[Data tied to figure images]
%%
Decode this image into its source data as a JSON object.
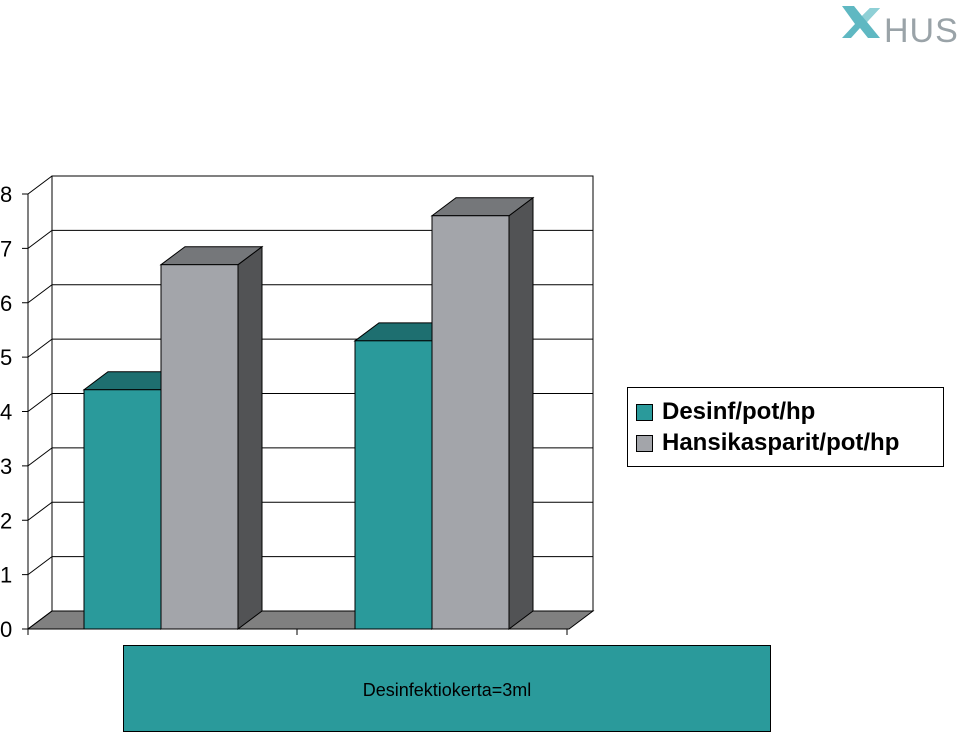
{
  "logo": {
    "text": "HUS",
    "primary_color": "#5fb8c2",
    "secondary_color": "#9aa3a8"
  },
  "chart_data": {
    "type": "bar",
    "three_d": true,
    "categories": [
      "",
      ""
    ],
    "series": [
      {
        "name": "Desinf/pot/hp",
        "color": "#2a9a9b",
        "values": [
          4.4,
          5.3
        ]
      },
      {
        "name": "Hansikasparit/pot/hp",
        "color": "#a3a5aa",
        "values": [
          6.7,
          7.6
        ]
      }
    ],
    "y_ticks": [
      "0",
      "1",
      "2",
      "3",
      "4",
      "5",
      "6",
      "7",
      "8"
    ],
    "ylim": [
      0,
      8
    ],
    "grid": true,
    "legend_position": "right",
    "annotation": "Desinfektiokerta=3ml"
  }
}
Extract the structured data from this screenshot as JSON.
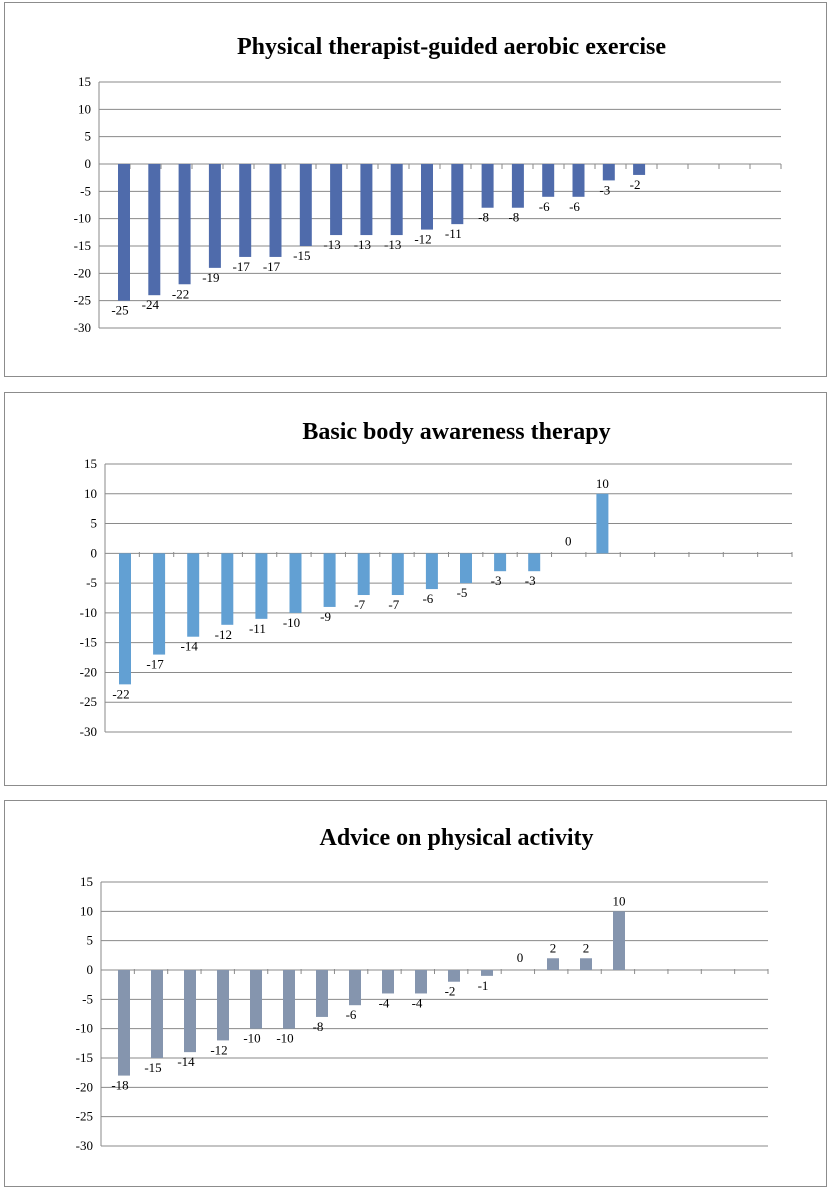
{
  "chart_data": [
    {
      "type": "bar",
      "title": "Physical therapist-guided aerobic exercise",
      "values": [
        -25,
        -24,
        -22,
        -19,
        -17,
        -17,
        -15,
        -13,
        -13,
        -13,
        -12,
        -11,
        -8,
        -8,
        -6,
        -6,
        -3,
        -2
      ],
      "ylim": [
        -30,
        15
      ],
      "yticks": [
        15,
        10,
        5,
        0,
        -5,
        -10,
        -15,
        -20,
        -25,
        -30
      ],
      "grid": true,
      "legend": "none",
      "color": "#4f6bab"
    },
    {
      "type": "bar",
      "title": "Basic body awareness therapy",
      "values": [
        -22,
        -17,
        -14,
        -12,
        -11,
        -10,
        -9,
        -7,
        -7,
        -6,
        -5,
        -3,
        -3,
        0,
        10
      ],
      "ylim": [
        -30,
        15
      ],
      "yticks": [
        15,
        10,
        5,
        0,
        -5,
        -10,
        -15,
        -20,
        -25,
        -30
      ],
      "grid": true,
      "legend": "none",
      "color": "#62a0d3"
    },
    {
      "type": "bar",
      "title": "Advice on physical activity",
      "values": [
        -18,
        -15,
        -14,
        -12,
        -10,
        -10,
        -8,
        -6,
        -4,
        -4,
        -2,
        -1,
        0,
        2,
        2,
        10
      ],
      "ylim": [
        -30,
        15
      ],
      "yticks": [
        15,
        10,
        5,
        0,
        -5,
        -10,
        -15,
        -20,
        -25,
        -30
      ],
      "grid": true,
      "legend": "none",
      "color": "#8595ae"
    }
  ]
}
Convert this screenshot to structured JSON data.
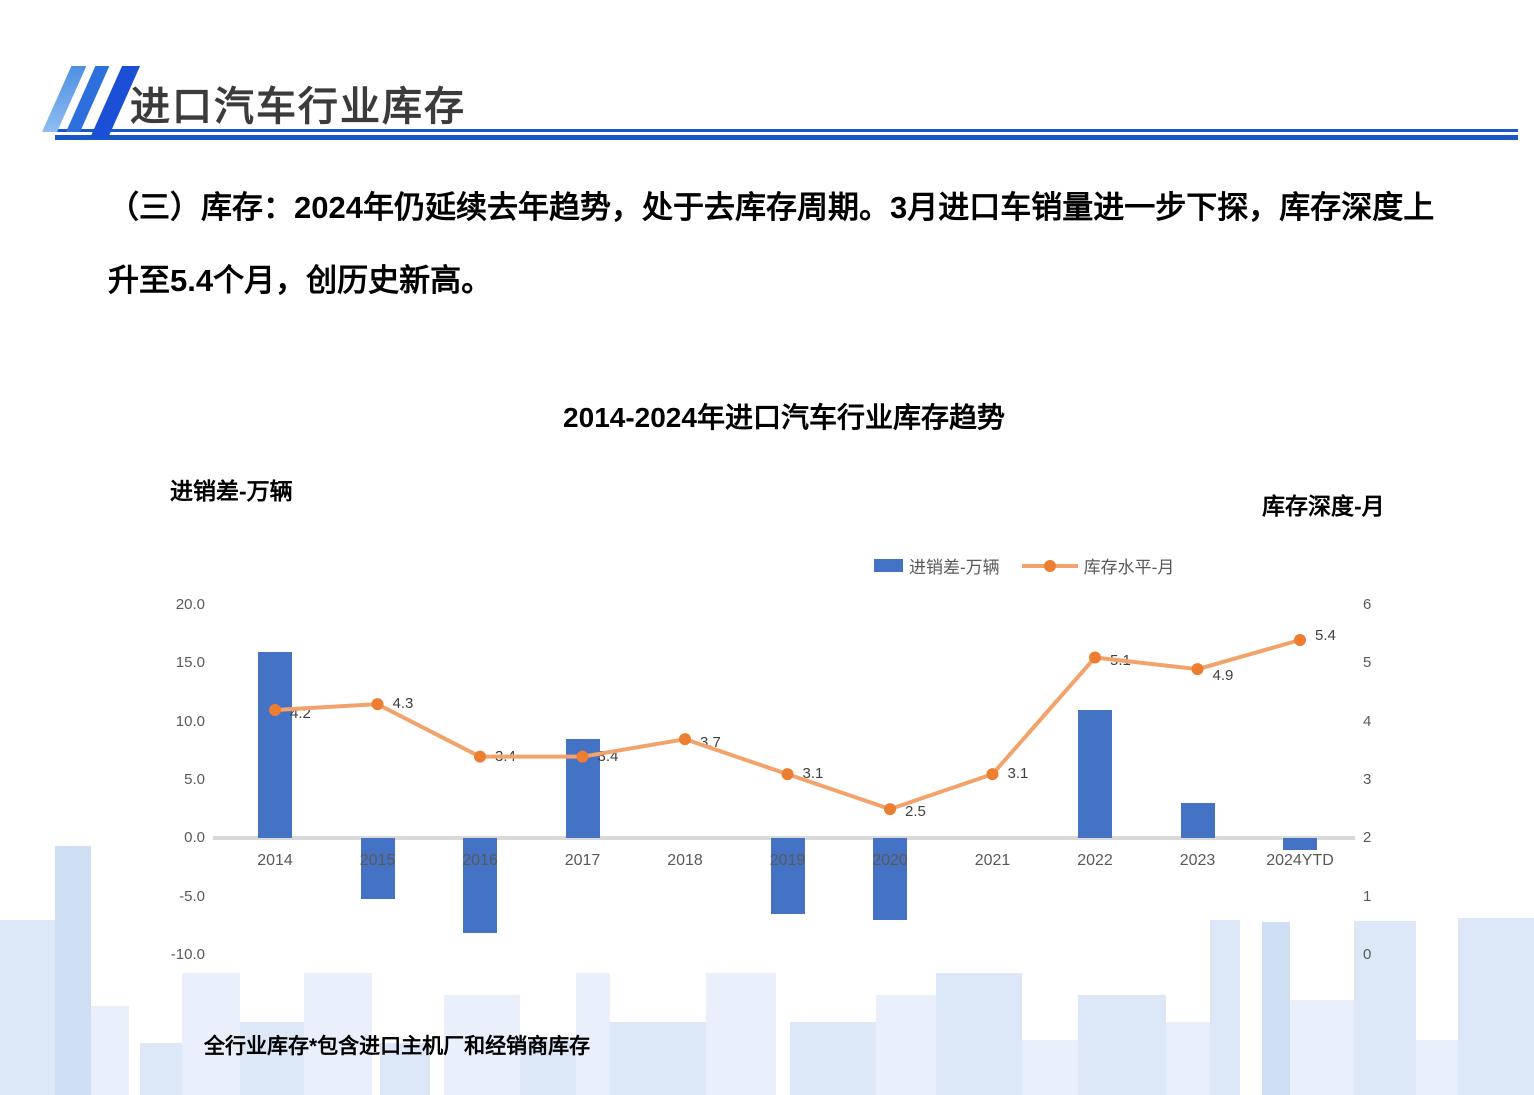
{
  "header": {
    "title": "进口汽车行业库存"
  },
  "headline": {
    "line1": "（三）库存：2024年仍延续去年趋势，处于去库存周期。3月进口车销量进一步下探，库存深度上",
    "line2": "升至5.4个月，创历史新高。"
  },
  "footnote": "全行业库存*包含进口主机厂和经销商库存",
  "chart_data": {
    "type": "bar+line",
    "title": "2014-2024年进口汽车行业库存趋势",
    "left_axis_title": "进销差-万辆",
    "right_axis_title": "库存深度-月",
    "legend": [
      {
        "label": "进销差-万辆",
        "marker": "bar-swatch",
        "color": "#4472C4"
      },
      {
        "label": "库存水平-月",
        "marker": "line-with-dot",
        "color": "#ED7D31"
      }
    ],
    "legend_position": "top-inside-right",
    "grid": false,
    "categories": [
      "2014",
      "2015",
      "2016",
      "2017",
      "2018",
      "2019",
      "2020",
      "2021",
      "2022",
      "2023",
      "2024YTD"
    ],
    "series": [
      {
        "name": "进销差-万辆",
        "type": "bar",
        "axis": "left",
        "color": "#4472C4",
        "values": [
          16.0,
          -5.2,
          -8.1,
          8.5,
          0.0,
          -6.5,
          -7.0,
          0.0,
          11.0,
          3.0,
          -1.0
        ]
      },
      {
        "name": "库存水平-月",
        "type": "line",
        "axis": "right",
        "line_color": "#F2A36B",
        "marker_color": "#ED7D31",
        "values": [
          4.2,
          4.3,
          3.4,
          3.4,
          3.7,
          3.1,
          2.5,
          3.1,
          5.1,
          4.9,
          5.4
        ],
        "labels": [
          "4.2",
          "4.3",
          "3.4",
          "3.4",
          "3.7",
          "3.1",
          "2.5",
          "3.1",
          "5.1",
          "4.9",
          "5.4"
        ]
      }
    ],
    "left_axis": {
      "min": -10,
      "max": 20,
      "ticks": [
        "20.0",
        "15.0",
        "10.0",
        "5.0",
        "0.0",
        "-5.0",
        "-10.0"
      ]
    },
    "right_axis": {
      "min": 0,
      "max": 6,
      "ticks": [
        "6",
        "5",
        "4",
        "3",
        "2",
        "1",
        "0"
      ]
    },
    "baseline_color": "#D9D9D9",
    "tick_color": "#595959"
  }
}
%%
▶ WHAT TO PRODUCE
Restate the records word for word, omitting images.

▶ EXERCISE SOLUTION
Decode this image into its source data as a JSON object.
{
  "logo": {
    "text": "HUS",
    "primary_color": "#5fb8c2",
    "secondary_color": "#9aa3a8"
  },
  "chart_data": {
    "type": "bar",
    "three_d": true,
    "categories": [
      "",
      ""
    ],
    "series": [
      {
        "name": "Desinf/pot/hp",
        "color": "#2a9a9b",
        "values": [
          4.4,
          5.3
        ]
      },
      {
        "name": "Hansikasparit/pot/hp",
        "color": "#a3a5aa",
        "values": [
          6.7,
          7.6
        ]
      }
    ],
    "y_ticks": [
      "0",
      "1",
      "2",
      "3",
      "4",
      "5",
      "6",
      "7",
      "8"
    ],
    "ylim": [
      0,
      8
    ],
    "grid": true,
    "legend_position": "right",
    "annotation": "Desinfektiokerta=3ml"
  }
}
Extract the structured data from this screenshot as JSON.
{
  "chart_data": [
    {
      "type": "bar",
      "title": "Physical therapist-guided aerobic exercise",
      "values": [
        -25,
        -24,
        -22,
        -19,
        -17,
        -17,
        -15,
        -13,
        -13,
        -13,
        -12,
        -11,
        -8,
        -8,
        -6,
        -6,
        -3,
        -2
      ],
      "ylim": [
        -30,
        15
      ],
      "yticks": [
        15,
        10,
        5,
        0,
        -5,
        -10,
        -15,
        -20,
        -25,
        -30
      ],
      "grid": true,
      "legend": "none",
      "color": "#4f6bab"
    },
    {
      "type": "bar",
      "title": "Basic body awareness therapy",
      "values": [
        -22,
        -17,
        -14,
        -12,
        -11,
        -10,
        -9,
        -7,
        -7,
        -6,
        -5,
        -3,
        -3,
        0,
        10
      ],
      "ylim": [
        -30,
        15
      ],
      "yticks": [
        15,
        10,
        5,
        0,
        -5,
        -10,
        -15,
        -20,
        -25,
        -30
      ],
      "grid": true,
      "legend": "none",
      "color": "#62a0d3"
    },
    {
      "type": "bar",
      "title": "Advice on physical activity",
      "values": [
        -18,
        -15,
        -14,
        -12,
        -10,
        -10,
        -8,
        -6,
        -4,
        -4,
        -2,
        -1,
        0,
        2,
        2,
        10
      ],
      "ylim": [
        -30,
        15
      ],
      "yticks": [
        15,
        10,
        5,
        0,
        -5,
        -10,
        -15,
        -20,
        -25,
        -30
      ],
      "grid": true,
      "legend": "none",
      "color": "#8595ae"
    }
  ]
}
Convert this screenshot to structured JSON data.
{
  "header": {
    "title": "进口汽车行业库存"
  },
  "headline": {
    "line1": "（三）库存：2024年仍延续去年趋势，处于去库存周期。3月进口车销量进一步下探，库存深度上",
    "line2": "升至5.4个月，创历史新高。"
  },
  "footnote": "全行业库存*包含进口主机厂和经销商库存",
  "chart_data": {
    "type": "bar+line",
    "title": "2014-2024年进口汽车行业库存趋势",
    "left_axis_title": "进销差-万辆",
    "right_axis_title": "库存深度-月",
    "legend": [
      {
        "label": "进销差-万辆",
        "marker": "bar-swatch",
        "color": "#4472C4"
      },
      {
        "label": "库存水平-月",
        "marker": "line-with-dot",
        "color": "#ED7D31"
      }
    ],
    "legend_position": "top-inside-right",
    "grid": false,
    "categories": [
      "2014",
      "2015",
      "2016",
      "2017",
      "2018",
      "2019",
      "2020",
      "2021",
      "2022",
      "2023",
      "2024YTD"
    ],
    "series": [
      {
        "name": "进销差-万辆",
        "type": "bar",
        "axis": "left",
        "color": "#4472C4",
        "values": [
          16.0,
          -5.2,
          -8.1,
          8.5,
          0.0,
          -6.5,
          -7.0,
          0.0,
          11.0,
          3.0,
          -1.0
        ]
      },
      {
        "name": "库存水平-月",
        "type": "line",
        "axis": "right",
        "line_color": "#F2A36B",
        "marker_color": "#ED7D31",
        "values": [
          4.2,
          4.3,
          3.4,
          3.4,
          3.7,
          3.1,
          2.5,
          3.1,
          5.1,
          4.9,
          5.4
        ],
        "labels": [
          "4.2",
          "4.3",
          "3.4",
          "3.4",
          "3.7",
          "3.1",
          "2.5",
          "3.1",
          "5.1",
          "4.9",
          "5.4"
        ]
      }
    ],
    "left_axis": {
      "min": -10,
      "max": 20,
      "ticks": [
        "20.0",
        "15.0",
        "10.0",
        "5.0",
        "0.0",
        "-5.0",
        "-10.0"
      ]
    },
    "right_axis": {
      "min": 0,
      "max": 6,
      "ticks": [
        "6",
        "5",
        "4",
        "3",
        "2",
        "1",
        "0"
      ]
    },
    "baseline_color": "#D9D9D9",
    "tick_color": "#595959"
  }
}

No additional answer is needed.